> [Description of the task]: The data must be returned in full and exactly as given.

[START OF Dataset records]

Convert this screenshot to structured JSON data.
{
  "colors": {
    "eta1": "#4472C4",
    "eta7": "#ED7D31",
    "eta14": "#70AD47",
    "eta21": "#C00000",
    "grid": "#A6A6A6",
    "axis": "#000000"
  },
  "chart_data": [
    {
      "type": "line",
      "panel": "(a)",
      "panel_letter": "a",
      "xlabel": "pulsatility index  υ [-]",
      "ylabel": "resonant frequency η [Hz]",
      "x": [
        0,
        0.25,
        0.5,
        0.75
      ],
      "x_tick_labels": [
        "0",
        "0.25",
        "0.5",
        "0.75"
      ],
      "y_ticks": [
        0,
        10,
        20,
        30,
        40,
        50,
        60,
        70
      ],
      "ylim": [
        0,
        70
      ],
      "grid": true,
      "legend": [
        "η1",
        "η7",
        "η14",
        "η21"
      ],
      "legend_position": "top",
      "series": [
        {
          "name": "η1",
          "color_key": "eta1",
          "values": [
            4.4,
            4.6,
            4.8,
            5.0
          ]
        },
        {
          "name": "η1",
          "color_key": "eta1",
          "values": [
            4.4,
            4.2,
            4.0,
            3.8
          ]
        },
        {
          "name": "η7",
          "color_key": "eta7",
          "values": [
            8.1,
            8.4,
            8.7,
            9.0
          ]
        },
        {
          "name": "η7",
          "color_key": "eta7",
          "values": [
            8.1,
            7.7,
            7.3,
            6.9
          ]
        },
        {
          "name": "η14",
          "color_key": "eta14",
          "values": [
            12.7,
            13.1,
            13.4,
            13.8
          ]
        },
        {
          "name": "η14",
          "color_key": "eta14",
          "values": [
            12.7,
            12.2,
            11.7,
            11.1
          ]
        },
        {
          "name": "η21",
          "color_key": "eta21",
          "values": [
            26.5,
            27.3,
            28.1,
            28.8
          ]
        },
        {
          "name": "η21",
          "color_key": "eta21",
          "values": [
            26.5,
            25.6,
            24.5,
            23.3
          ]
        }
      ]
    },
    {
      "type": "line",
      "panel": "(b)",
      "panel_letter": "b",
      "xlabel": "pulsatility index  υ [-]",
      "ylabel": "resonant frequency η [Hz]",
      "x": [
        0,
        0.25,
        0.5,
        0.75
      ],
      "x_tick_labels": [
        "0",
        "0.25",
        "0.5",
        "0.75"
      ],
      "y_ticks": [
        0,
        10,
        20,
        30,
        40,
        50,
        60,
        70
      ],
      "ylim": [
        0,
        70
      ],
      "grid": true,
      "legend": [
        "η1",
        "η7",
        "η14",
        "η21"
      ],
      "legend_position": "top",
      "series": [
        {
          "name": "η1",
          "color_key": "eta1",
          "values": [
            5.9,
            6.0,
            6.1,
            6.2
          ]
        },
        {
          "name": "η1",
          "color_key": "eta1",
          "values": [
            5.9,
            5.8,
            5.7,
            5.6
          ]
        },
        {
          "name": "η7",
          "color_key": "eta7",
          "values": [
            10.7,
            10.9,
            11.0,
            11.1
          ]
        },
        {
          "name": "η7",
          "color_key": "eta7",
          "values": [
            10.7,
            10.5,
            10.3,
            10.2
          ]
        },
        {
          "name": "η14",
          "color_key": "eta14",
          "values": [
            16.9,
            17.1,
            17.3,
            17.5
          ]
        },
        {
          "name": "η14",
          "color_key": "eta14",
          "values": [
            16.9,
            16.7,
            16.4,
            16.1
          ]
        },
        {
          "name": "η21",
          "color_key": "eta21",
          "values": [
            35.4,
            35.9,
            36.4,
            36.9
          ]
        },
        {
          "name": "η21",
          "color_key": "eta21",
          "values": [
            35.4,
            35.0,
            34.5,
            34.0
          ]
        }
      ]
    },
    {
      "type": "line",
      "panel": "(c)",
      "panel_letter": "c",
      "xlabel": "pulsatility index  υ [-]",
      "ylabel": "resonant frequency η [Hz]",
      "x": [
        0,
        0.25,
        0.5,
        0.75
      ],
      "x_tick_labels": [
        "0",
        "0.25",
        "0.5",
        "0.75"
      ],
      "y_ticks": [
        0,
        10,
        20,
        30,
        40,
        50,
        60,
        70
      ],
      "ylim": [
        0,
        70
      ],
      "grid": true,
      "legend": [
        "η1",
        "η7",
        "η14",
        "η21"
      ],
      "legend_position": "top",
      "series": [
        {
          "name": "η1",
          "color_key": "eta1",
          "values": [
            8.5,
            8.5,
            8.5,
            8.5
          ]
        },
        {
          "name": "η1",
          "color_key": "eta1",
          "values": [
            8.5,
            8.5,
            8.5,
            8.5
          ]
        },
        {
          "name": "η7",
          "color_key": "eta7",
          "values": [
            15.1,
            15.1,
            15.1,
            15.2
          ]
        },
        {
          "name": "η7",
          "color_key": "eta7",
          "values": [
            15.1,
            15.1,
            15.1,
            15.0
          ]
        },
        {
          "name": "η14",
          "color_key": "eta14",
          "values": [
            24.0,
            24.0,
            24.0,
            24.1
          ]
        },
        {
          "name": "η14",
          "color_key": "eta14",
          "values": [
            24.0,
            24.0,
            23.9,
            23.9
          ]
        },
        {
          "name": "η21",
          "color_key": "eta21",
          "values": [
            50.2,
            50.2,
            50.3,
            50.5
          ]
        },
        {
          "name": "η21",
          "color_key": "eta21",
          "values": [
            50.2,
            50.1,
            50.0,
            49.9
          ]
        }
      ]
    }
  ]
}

[END OF Dataset records]

> [Solution for this problem]:
Convert this screenshot to structured JSON data.
{
  "colors": {
    "eta1": "#4472C4",
    "eta7": "#ED7D31",
    "eta14": "#70AD47",
    "eta21": "#C00000",
    "grid": "#A6A6A6",
    "axis": "#000000"
  },
  "chart_data": [
    {
      "type": "line",
      "panel": "(a)",
      "panel_letter": "a",
      "xlabel": "pulsatility index  υ [-]",
      "ylabel": "resonant frequency η [Hz]",
      "x": [
        0,
        0.25,
        0.5,
        0.75
      ],
      "x_tick_labels": [
        "0",
        "0.25",
        "0.5",
        "0.75"
      ],
      "y_ticks": [
        0,
        10,
        20,
        30,
        40,
        50,
        60,
        70
      ],
      "ylim": [
        0,
        70
      ],
      "grid": true,
      "legend": [
        "η1",
        "η7",
        "η14",
        "η21"
      ],
      "legend_position": "top",
      "series": [
        {
          "name": "η1",
          "color_key": "eta1",
          "values": [
            4.4,
            4.6,
            4.8,
            5.0
          ]
        },
        {
          "name": "η1",
          "color_key": "eta1",
          "values": [
            4.4,
            4.2,
            4.0,
            3.8
          ]
        },
        {
          "name": "η7",
          "color_key": "eta7",
          "values": [
            8.1,
            8.4,
            8.7,
            9.0
          ]
        },
        {
          "name": "η7",
          "color_key": "eta7",
          "values": [
            8.1,
            7.7,
            7.3,
            6.9
          ]
        },
        {
          "name": "η14",
          "color_key": "eta14",
          "values": [
            12.7,
            13.1,
            13.4,
            13.8
          ]
        },
        {
          "name": "η14",
          "color_key": "eta14",
          "values": [
            12.7,
            12.2,
            11.7,
            11.1
          ]
        },
        {
          "name": "η21",
          "color_key": "eta21",
          "values": [
            26.5,
            27.3,
            28.1,
            28.8
          ]
        },
        {
          "name": "η21",
          "color_key": "eta21",
          "values": [
            26.5,
            25.6,
            24.5,
            23.3
          ]
        }
      ]
    },
    {
      "type": "line",
      "panel": "(b)",
      "panel_letter": "b",
      "xlabel": "pulsatility index  υ [-]",
      "ylabel": "resonant frequency η [Hz]",
      "x": [
        0,
        0.25,
        0.5,
        0.75
      ],
      "x_tick_labels": [
        "0",
        "0.25",
        "0.5",
        "0.75"
      ],
      "y_ticks": [
        0,
        10,
        20,
        30,
        40,
        50,
        60,
        70
      ],
      "ylim": [
        0,
        70
      ],
      "grid": true,
      "legend": [
        "η1",
        "η7",
        "η14",
        "η21"
      ],
      "legend_position": "top",
      "series": [
        {
          "name": "η1",
          "color_key": "eta1",
          "values": [
            5.9,
            6.0,
            6.1,
            6.2
          ]
        },
        {
          "name": "η1",
          "color_key": "eta1",
          "values": [
            5.9,
            5.8,
            5.7,
            5.6
          ]
        },
        {
          "name": "η7",
          "color_key": "eta7",
          "values": [
            10.7,
            10.9,
            11.0,
            11.1
          ]
        },
        {
          "name": "η7",
          "color_key": "eta7",
          "values": [
            10.7,
            10.5,
            10.3,
            10.2
          ]
        },
        {
          "name": "η14",
          "color_key": "eta14",
          "values": [
            16.9,
            17.1,
            17.3,
            17.5
          ]
        },
        {
          "name": "η14",
          "color_key": "eta14",
          "values": [
            16.9,
            16.7,
            16.4,
            16.1
          ]
        },
        {
          "name": "η21",
          "color_key": "eta21",
          "values": [
            35.4,
            35.9,
            36.4,
            36.9
          ]
        },
        {
          "name": "η21",
          "color_key": "eta21",
          "values": [
            35.4,
            35.0,
            34.5,
            34.0
          ]
        }
      ]
    },
    {
      "type": "line",
      "panel": "(c)",
      "panel_letter": "c",
      "xlabel": "pulsatility index  υ [-]",
      "ylabel": "resonant frequency η [Hz]",
      "x": [
        0,
        0.25,
        0.5,
        0.75
      ],
      "x_tick_labels": [
        "0",
        "0.25",
        "0.5",
        "0.75"
      ],
      "y_ticks": [
        0,
        10,
        20,
        30,
        40,
        50,
        60,
        70
      ],
      "ylim": [
        0,
        70
      ],
      "grid": true,
      "legend": [
        "η1",
        "η7",
        "η14",
        "η21"
      ],
      "legend_position": "top",
      "series": [
        {
          "name": "η1",
          "color_key": "eta1",
          "values": [
            8.5,
            8.5,
            8.5,
            8.5
          ]
        },
        {
          "name": "η1",
          "color_key": "eta1",
          "values": [
            8.5,
            8.5,
            8.5,
            8.5
          ]
        },
        {
          "name": "η7",
          "color_key": "eta7",
          "values": [
            15.1,
            15.1,
            15.1,
            15.2
          ]
        },
        {
          "name": "η7",
          "color_key": "eta7",
          "values": [
            15.1,
            15.1,
            15.1,
            15.0
          ]
        },
        {
          "name": "η14",
          "color_key": "eta14",
          "values": [
            24.0,
            24.0,
            24.0,
            24.1
          ]
        },
        {
          "name": "η14",
          "color_key": "eta14",
          "values": [
            24.0,
            24.0,
            23.9,
            23.9
          ]
        },
        {
          "name": "η21",
          "color_key": "eta21",
          "values": [
            50.2,
            50.2,
            50.3,
            50.5
          ]
        },
        {
          "name": "η21",
          "color_key": "eta21",
          "values": [
            50.2,
            50.1,
            50.0,
            49.9
          ]
        }
      ]
    }
  ]
}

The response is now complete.